— Start PROVIDED INFORMATION —

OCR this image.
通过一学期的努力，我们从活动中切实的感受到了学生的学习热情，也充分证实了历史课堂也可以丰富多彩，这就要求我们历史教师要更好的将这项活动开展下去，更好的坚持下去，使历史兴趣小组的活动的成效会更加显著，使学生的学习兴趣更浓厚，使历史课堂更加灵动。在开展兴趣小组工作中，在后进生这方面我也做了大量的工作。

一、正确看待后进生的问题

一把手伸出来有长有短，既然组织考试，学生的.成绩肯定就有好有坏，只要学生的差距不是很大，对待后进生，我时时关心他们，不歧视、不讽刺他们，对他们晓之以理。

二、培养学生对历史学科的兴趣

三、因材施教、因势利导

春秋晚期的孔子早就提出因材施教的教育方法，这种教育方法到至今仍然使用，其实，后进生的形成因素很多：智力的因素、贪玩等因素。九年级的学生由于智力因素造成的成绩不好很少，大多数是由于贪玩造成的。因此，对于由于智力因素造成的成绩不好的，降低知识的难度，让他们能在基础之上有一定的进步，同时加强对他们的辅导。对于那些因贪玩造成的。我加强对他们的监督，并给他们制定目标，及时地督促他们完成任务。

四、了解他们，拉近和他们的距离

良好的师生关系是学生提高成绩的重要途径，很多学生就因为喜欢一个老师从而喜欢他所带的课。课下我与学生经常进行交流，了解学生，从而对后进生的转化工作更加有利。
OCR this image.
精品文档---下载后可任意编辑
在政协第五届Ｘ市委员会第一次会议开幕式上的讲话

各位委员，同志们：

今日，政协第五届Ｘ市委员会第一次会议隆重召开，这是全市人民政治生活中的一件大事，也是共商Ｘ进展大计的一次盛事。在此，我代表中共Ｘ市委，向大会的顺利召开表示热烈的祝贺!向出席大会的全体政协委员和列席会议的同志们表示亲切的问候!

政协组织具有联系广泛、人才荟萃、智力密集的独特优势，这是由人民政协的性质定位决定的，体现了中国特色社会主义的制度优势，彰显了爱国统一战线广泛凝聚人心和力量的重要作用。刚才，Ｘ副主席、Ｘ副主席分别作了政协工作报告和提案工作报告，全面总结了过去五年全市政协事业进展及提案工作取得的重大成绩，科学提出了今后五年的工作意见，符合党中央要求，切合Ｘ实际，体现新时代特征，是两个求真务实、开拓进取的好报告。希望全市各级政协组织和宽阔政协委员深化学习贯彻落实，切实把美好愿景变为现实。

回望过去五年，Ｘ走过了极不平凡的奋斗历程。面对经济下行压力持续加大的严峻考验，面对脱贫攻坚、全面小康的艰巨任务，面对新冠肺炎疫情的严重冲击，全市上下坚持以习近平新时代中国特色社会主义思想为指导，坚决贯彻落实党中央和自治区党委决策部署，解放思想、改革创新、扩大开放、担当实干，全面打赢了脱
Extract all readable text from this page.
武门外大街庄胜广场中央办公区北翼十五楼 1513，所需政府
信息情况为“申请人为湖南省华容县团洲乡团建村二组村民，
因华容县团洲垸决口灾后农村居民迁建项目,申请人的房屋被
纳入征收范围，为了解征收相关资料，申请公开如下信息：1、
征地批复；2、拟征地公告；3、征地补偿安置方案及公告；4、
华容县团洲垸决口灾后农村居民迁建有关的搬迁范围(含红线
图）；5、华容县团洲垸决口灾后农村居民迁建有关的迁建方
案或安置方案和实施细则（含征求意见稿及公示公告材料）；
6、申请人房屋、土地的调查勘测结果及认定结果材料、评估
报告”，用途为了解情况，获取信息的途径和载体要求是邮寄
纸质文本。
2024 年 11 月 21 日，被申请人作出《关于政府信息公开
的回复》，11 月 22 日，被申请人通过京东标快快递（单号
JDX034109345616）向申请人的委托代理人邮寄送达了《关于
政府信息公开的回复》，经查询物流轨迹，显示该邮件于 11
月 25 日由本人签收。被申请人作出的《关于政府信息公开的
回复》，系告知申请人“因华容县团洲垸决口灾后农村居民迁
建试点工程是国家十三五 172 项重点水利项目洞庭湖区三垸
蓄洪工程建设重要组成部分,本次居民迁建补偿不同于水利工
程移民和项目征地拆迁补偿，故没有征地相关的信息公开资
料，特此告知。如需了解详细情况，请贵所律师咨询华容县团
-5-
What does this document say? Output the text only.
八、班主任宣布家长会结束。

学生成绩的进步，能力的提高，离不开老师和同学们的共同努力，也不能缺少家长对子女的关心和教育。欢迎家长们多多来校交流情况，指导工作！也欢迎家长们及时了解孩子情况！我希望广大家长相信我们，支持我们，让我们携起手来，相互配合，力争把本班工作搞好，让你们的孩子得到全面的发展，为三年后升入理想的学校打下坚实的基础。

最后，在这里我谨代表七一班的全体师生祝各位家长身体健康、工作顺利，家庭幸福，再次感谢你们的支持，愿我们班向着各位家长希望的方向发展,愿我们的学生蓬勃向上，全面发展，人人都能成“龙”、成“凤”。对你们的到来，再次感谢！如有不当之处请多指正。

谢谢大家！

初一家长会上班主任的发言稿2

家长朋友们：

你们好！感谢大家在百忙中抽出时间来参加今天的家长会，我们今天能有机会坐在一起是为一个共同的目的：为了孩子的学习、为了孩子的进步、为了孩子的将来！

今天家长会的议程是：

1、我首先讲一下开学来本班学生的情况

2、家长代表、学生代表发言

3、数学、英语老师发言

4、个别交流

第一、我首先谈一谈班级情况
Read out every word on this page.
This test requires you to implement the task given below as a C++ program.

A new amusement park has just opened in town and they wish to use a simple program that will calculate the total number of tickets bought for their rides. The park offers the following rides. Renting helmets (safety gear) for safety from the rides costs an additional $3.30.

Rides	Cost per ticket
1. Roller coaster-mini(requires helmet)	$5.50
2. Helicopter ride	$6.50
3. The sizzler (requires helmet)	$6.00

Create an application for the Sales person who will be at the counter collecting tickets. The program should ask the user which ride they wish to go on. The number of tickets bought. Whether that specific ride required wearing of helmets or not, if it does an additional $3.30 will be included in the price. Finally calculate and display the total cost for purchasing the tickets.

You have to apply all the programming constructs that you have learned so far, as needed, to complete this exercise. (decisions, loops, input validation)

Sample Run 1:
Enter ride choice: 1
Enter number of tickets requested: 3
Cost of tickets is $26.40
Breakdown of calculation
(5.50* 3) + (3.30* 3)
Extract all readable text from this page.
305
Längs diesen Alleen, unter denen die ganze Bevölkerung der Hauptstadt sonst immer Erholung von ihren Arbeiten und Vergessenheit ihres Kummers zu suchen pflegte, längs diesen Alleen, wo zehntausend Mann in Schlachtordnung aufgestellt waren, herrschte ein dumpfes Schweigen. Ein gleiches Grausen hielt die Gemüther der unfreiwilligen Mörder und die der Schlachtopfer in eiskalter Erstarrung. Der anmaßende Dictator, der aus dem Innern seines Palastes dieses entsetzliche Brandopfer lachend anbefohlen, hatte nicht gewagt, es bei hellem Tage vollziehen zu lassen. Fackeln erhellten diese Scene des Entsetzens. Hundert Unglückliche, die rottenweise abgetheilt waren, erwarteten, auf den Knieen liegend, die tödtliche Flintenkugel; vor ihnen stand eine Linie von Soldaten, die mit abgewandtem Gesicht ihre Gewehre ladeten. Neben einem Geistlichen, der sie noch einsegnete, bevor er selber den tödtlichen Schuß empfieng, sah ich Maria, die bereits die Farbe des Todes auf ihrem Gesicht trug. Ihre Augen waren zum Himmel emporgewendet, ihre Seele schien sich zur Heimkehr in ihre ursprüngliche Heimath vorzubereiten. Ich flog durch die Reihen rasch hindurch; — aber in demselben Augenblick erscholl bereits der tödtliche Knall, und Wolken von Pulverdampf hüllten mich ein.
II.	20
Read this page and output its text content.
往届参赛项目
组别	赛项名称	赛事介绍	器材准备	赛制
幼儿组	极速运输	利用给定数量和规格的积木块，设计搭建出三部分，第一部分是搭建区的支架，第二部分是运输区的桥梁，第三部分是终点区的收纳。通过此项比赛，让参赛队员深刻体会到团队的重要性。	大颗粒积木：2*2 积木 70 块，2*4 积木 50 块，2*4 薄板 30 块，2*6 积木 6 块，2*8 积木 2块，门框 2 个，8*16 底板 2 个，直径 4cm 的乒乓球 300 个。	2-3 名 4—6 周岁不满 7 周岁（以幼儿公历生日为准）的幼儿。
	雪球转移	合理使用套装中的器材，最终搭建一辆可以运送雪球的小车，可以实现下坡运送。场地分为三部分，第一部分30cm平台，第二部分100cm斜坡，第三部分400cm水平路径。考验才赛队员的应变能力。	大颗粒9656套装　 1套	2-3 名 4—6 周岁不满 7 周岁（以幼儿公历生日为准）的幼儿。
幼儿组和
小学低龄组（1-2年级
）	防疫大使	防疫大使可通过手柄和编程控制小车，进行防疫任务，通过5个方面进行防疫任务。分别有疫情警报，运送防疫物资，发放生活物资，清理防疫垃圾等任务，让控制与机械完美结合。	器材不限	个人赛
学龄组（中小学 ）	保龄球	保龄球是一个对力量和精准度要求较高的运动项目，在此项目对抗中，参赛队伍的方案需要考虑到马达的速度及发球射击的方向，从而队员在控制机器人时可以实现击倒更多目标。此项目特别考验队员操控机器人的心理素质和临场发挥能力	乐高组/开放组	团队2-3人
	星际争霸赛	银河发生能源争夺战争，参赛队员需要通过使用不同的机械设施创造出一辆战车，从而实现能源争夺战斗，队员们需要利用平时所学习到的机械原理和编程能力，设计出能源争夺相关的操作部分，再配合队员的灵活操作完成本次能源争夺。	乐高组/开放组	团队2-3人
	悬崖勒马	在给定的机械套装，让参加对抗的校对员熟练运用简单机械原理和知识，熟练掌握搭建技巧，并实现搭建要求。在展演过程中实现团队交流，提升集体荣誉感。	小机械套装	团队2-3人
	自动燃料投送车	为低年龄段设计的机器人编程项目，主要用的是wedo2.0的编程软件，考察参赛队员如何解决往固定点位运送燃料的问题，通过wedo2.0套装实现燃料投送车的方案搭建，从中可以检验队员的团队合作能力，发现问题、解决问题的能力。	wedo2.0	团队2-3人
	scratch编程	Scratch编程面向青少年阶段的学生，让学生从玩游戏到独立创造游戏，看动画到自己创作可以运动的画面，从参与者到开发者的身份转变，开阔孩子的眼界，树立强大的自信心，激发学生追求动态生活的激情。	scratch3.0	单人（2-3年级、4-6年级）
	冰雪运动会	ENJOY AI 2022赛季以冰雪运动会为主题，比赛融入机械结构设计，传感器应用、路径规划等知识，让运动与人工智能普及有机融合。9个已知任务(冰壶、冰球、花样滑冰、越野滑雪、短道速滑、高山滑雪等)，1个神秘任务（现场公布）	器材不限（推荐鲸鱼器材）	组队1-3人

— End PROVIDED INFORMATION —

**TASK DESCRIPTION**:
Return every line holding the word "does" from the records.

**SOLUTION FOR THIS TASK**:
What does this document say? Output the text only.
Create an application for the Sales person who will be at the counter collecting tickets. The program should ask the user which ride they wish to go on. The number of tickets bought. Whether that specific ride required wearing of helmets or not, if it does an additional $3.30 will be included in the price. Finally calculate and display the total cost for purchasing the tickets.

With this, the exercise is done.